### Records to process:
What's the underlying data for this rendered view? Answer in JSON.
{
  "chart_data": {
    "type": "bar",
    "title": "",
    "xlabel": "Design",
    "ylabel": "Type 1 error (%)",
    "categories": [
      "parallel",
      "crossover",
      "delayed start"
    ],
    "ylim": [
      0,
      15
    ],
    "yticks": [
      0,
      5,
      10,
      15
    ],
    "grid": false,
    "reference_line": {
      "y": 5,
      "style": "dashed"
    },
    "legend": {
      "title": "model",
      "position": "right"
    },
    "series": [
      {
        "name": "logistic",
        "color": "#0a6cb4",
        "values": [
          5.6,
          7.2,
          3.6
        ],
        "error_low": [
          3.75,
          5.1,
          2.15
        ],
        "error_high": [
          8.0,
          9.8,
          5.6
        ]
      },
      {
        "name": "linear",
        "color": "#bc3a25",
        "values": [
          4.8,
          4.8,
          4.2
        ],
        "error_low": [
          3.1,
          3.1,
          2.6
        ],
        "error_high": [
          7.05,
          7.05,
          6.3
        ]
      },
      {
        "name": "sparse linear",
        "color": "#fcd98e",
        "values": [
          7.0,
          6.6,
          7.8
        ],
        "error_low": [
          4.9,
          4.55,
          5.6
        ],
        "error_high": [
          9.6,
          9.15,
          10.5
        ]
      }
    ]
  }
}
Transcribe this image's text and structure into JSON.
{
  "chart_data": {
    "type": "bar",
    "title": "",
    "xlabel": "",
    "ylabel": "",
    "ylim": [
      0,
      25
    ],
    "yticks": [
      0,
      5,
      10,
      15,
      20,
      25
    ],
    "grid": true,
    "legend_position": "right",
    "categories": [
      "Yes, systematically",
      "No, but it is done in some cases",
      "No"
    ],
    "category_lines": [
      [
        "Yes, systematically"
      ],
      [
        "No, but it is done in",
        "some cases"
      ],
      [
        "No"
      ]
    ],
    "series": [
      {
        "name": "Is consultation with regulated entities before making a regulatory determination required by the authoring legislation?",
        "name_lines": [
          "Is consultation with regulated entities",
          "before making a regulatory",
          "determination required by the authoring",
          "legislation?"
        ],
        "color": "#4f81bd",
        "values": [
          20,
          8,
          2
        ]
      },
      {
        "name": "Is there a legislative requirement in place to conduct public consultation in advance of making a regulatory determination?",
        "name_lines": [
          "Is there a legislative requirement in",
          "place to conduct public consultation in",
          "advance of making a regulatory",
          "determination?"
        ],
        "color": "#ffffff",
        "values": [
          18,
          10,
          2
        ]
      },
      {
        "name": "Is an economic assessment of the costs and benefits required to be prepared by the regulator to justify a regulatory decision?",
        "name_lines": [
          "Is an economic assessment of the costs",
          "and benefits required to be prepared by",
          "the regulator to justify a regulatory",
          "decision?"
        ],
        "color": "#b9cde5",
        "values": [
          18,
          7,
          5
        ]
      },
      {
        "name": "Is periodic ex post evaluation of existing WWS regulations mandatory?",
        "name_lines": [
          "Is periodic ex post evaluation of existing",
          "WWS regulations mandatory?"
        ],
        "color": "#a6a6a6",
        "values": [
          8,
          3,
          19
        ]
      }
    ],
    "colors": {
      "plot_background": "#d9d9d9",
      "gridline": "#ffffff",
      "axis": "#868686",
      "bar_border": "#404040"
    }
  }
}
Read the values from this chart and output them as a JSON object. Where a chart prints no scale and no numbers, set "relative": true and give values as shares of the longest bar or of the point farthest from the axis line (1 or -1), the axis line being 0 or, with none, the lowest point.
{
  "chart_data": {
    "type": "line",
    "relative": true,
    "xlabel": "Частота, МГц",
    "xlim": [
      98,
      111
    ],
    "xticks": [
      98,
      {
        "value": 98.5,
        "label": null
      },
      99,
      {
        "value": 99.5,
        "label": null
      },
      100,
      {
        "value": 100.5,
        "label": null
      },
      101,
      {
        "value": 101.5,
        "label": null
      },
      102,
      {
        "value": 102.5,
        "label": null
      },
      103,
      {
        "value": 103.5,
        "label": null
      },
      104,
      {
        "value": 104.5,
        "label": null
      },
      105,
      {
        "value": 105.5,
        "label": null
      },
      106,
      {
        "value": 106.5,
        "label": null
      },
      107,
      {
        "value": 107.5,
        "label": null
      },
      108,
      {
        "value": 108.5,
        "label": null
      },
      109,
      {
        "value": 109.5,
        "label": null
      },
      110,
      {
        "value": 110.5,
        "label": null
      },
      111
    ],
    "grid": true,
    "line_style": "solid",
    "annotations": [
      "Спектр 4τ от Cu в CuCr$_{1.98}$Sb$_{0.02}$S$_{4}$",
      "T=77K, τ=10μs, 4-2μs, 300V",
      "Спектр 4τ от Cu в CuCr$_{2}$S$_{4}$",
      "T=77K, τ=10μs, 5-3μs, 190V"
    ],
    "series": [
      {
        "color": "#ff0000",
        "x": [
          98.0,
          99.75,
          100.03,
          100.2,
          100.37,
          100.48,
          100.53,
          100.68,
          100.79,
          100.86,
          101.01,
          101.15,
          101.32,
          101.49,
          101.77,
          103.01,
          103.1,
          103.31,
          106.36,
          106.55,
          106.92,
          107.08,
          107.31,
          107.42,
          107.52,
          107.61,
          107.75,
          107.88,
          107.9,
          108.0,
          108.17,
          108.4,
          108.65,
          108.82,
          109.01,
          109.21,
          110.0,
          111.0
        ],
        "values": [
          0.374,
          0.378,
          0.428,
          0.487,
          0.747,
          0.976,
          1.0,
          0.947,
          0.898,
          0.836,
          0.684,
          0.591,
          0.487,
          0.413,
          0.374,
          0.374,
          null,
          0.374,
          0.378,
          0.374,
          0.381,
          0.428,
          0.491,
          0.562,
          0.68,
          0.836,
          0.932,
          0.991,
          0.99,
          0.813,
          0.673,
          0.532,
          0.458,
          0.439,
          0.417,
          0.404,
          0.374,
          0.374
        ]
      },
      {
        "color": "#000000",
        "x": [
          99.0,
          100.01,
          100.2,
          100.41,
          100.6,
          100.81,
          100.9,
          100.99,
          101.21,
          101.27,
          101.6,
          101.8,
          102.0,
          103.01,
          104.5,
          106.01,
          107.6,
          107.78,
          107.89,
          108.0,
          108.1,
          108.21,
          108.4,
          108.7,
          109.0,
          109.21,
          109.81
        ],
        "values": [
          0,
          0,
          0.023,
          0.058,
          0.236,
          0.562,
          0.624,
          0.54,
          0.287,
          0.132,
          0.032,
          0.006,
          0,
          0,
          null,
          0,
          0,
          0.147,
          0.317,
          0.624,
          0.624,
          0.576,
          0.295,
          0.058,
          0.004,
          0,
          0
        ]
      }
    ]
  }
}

### Aim:
Report the number of lines of the listing above that hold the string "before", with no other text.

### Output below:
2